把条目开头到含有“data-point — [2096, 1049, 2107, 1060]”的那一行（含首尾两行）照原样重写一遍，只需将其中的“bbox”改成“bounding box”，其余不动。

___ 练习输入 ___

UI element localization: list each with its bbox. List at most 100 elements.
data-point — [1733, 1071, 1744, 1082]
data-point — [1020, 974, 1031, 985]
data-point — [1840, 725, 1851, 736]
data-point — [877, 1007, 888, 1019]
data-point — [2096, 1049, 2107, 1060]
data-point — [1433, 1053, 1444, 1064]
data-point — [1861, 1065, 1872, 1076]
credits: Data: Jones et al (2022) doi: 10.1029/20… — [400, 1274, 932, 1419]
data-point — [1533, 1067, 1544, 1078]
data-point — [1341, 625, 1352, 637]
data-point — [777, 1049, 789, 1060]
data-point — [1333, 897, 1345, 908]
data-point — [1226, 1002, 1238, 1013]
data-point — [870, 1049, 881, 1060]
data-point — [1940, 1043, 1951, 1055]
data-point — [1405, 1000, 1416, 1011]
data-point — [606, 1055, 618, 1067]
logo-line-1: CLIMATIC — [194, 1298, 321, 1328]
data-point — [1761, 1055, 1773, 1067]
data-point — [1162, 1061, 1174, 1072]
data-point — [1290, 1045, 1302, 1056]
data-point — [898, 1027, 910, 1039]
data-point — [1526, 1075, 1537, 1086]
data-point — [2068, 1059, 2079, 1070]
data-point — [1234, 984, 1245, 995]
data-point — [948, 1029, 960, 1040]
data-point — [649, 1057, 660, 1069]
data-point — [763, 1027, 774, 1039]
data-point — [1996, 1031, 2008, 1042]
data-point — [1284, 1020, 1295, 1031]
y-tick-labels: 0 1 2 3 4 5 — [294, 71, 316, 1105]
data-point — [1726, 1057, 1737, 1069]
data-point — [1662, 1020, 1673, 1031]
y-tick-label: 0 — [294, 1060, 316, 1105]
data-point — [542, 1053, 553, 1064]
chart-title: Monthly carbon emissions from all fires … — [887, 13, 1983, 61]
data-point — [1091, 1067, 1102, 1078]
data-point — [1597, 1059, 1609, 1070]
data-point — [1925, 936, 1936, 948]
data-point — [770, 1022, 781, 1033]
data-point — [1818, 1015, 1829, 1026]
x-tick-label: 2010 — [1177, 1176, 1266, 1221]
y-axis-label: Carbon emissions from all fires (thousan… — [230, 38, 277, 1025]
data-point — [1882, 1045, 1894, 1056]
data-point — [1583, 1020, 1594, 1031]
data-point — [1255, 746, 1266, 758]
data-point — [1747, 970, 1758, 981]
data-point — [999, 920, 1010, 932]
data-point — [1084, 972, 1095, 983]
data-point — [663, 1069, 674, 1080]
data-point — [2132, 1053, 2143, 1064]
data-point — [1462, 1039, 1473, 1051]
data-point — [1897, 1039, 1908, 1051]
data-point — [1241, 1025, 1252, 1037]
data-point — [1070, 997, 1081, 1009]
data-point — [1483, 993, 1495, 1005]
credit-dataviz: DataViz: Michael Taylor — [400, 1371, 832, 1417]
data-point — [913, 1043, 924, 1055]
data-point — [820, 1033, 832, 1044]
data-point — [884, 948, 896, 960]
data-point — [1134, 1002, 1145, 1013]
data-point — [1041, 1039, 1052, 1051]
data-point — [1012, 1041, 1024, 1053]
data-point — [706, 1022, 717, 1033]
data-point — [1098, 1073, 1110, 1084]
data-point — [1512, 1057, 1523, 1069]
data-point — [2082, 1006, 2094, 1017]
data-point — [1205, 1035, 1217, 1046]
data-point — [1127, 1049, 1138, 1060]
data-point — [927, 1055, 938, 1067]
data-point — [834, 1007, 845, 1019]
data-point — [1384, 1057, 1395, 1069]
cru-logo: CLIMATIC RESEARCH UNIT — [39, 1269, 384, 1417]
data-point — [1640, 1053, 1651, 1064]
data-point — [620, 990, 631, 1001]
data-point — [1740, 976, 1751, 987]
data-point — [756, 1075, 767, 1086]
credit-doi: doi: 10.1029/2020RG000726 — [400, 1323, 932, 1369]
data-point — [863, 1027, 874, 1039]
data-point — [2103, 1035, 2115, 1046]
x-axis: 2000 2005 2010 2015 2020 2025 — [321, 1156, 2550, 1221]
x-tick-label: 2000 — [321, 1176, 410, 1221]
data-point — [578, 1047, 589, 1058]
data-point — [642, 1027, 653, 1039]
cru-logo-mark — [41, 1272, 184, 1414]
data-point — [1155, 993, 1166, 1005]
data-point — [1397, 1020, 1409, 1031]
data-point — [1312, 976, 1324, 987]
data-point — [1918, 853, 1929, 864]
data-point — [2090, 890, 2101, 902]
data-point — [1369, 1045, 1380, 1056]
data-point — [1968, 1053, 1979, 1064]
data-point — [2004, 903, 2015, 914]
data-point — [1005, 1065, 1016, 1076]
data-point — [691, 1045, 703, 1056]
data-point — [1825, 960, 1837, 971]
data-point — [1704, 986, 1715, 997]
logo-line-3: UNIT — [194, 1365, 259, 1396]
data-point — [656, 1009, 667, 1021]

___

完整答案>
UI element localization: list each with its bounding box. List at most 100 elements.
data-point — [1733, 1071, 1744, 1082]
data-point — [1020, 974, 1031, 985]
data-point — [1840, 725, 1851, 736]
data-point — [877, 1007, 888, 1019]
data-point — [2096, 1049, 2107, 1060]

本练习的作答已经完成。